_WRITTEN TASK_: Copy all of the material below exactly.

_STORED ROWS_:
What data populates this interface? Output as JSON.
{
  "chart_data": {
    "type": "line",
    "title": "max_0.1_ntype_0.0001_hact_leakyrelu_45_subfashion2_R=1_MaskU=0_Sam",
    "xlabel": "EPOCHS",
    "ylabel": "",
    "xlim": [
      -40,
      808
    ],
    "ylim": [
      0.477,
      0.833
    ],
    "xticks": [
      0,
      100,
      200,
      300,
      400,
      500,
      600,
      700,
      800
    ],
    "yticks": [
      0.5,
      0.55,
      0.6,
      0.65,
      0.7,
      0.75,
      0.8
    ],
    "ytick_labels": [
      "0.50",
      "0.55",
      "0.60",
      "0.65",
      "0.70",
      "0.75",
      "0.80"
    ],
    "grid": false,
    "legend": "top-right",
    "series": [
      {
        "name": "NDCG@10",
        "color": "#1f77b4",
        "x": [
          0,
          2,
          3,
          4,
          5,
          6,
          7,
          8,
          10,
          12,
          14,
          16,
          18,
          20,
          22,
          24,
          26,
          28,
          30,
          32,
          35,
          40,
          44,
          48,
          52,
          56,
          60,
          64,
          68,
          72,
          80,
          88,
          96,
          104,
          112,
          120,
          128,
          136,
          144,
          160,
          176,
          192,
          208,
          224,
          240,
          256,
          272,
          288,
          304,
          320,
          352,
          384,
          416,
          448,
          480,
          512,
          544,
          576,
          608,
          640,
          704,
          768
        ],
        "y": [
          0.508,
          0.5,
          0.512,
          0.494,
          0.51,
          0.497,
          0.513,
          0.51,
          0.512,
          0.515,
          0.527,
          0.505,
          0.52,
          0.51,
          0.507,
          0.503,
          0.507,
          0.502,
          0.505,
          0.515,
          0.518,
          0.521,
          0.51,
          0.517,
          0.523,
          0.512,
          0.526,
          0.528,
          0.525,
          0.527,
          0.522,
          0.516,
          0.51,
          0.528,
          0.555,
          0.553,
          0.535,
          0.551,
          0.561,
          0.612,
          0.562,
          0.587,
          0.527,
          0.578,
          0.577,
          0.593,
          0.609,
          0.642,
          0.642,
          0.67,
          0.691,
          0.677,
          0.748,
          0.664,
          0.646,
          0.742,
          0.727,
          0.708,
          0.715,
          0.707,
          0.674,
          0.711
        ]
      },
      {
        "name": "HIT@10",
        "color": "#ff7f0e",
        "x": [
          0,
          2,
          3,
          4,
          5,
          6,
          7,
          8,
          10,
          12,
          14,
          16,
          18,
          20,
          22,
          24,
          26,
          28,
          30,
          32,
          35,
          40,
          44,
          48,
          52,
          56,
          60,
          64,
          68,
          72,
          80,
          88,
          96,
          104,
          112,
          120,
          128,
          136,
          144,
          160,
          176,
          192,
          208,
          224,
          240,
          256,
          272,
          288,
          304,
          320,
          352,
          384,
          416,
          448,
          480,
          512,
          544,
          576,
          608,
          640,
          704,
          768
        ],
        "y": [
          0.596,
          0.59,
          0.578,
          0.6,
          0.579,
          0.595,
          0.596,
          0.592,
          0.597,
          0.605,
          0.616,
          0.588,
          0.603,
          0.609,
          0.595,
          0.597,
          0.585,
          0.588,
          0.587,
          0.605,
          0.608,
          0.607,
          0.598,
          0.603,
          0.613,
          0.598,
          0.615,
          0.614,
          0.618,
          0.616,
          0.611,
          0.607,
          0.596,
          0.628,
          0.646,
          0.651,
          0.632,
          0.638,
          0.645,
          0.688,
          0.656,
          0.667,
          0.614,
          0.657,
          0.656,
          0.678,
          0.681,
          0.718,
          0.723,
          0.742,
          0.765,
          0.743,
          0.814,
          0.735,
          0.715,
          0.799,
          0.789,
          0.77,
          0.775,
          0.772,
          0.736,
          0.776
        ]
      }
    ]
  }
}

_THE SOLUTION_:
What data populates this interface? Output as JSON.
{
  "chart_data": {
    "type": "line",
    "title": "max_0.1_ntype_0.0001_hact_leakyrelu_45_subfashion2_R=1_MaskU=0_Sam",
    "xlabel": "EPOCHS",
    "ylabel": "",
    "xlim": [
      -40,
      808
    ],
    "ylim": [
      0.477,
      0.833
    ],
    "xticks": [
      0,
      100,
      200,
      300,
      400,
      500,
      600,
      700,
      800
    ],
    "yticks": [
      0.5,
      0.55,
      0.6,
      0.65,
      0.7,
      0.75,
      0.8
    ],
    "ytick_labels": [
      "0.50",
      "0.55",
      "0.60",
      "0.65",
      "0.70",
      "0.75",
      "0.80"
    ],
    "grid": false,
    "legend": "top-right",
    "series": [
      {
        "name": "NDCG@10",
        "color": "#1f77b4",
        "x": [
          0,
          2,
          3,
          4,
          5,
          6,
          7,
          8,
          10,
          12,
          14,
          16,
          18,
          20,
          22,
          24,
          26,
          28,
          30,
          32,
          35,
          40,
          44,
          48,
          52,
          56,
          60,
          64,
          68,
          72,
          80,
          88,
          96,
          104,
          112,
          120,
          128,
          136,
          144,
          160,
          176,
          192,
          208,
          224,
          240,
          256,
          272,
          288,
          304,
          320,
          352,
          384,
          416,
          448,
          480,
          512,
          544,
          576,
          608,
          640,
          704,
          768
        ],
        "y": [
          0.508,
          0.5,
          0.512,
          0.494,
          0.51,
          0.497,
          0.513,
          0.51,
          0.512,
          0.515,
          0.527,
          0.505,
          0.52,
          0.51,
          0.507,
          0.503,
          0.507,
          0.502,
          0.505,
          0.515,
          0.518,
          0.521,
          0.51,
          0.517,
          0.523,
          0.512,
          0.526,
          0.528,
          0.525,
          0.527,
          0.522,
          0.516,
          0.51,
          0.528,
          0.555,
          0.553,
          0.535,
          0.551,
          0.561,
          0.612,
          0.562,
          0.587,
          0.527,
          0.578,
          0.577,
          0.593,
          0.609,
          0.642,
          0.642,
          0.67,
          0.691,
          0.677,
          0.748,
          0.664,
          0.646,
          0.742,
          0.727,
          0.708,
          0.715,
          0.707,
          0.674,
          0.711
        ]
      },
      {
        "name": "HIT@10",
        "color": "#ff7f0e",
        "x": [
          0,
          2,
          3,
          4,
          5,
          6,
          7,
          8,
          10,
          12,
          14,
          16,
          18,
          20,
          22,
          24,
          26,
          28,
          30,
          32,
          35,
          40,
          44,
          48,
          52,
          56,
          60,
          64,
          68,
          72,
          80,
          88,
          96,
          104,
          112,
          120,
          128,
          136,
          144,
          160,
          176,
          192,
          208,
          224,
          240,
          256,
          272,
          288,
          304,
          320,
          352,
          384,
          416,
          448,
          480,
          512,
          544,
          576,
          608,
          640,
          704,
          768
        ],
        "y": [
          0.596,
          0.59,
          0.578,
          0.6,
          0.579,
          0.595,
          0.596,
          0.592,
          0.597,
          0.605,
          0.616,
          0.588,
          0.603,
          0.609,
          0.595,
          0.597,
          0.585,
          0.588,
          0.587,
          0.605,
          0.608,
          0.607,
          0.598,
          0.603,
          0.613,
          0.598,
          0.615,
          0.614,
          0.618,
          0.616,
          0.611,
          0.607,
          0.596,
          0.628,
          0.646,
          0.651,
          0.632,
          0.638,
          0.645,
          0.688,
          0.656,
          0.667,
          0.614,
          0.657,
          0.656,
          0.678,
          0.681,
          0.718,
          0.723,
          0.742,
          0.765,
          0.743,
          0.814,
          0.735,
          0.715,
          0.799,
          0.789,
          0.77,
          0.775,
          0.772,
          0.736,
          0.776
        ]
      }
    ]
  }
}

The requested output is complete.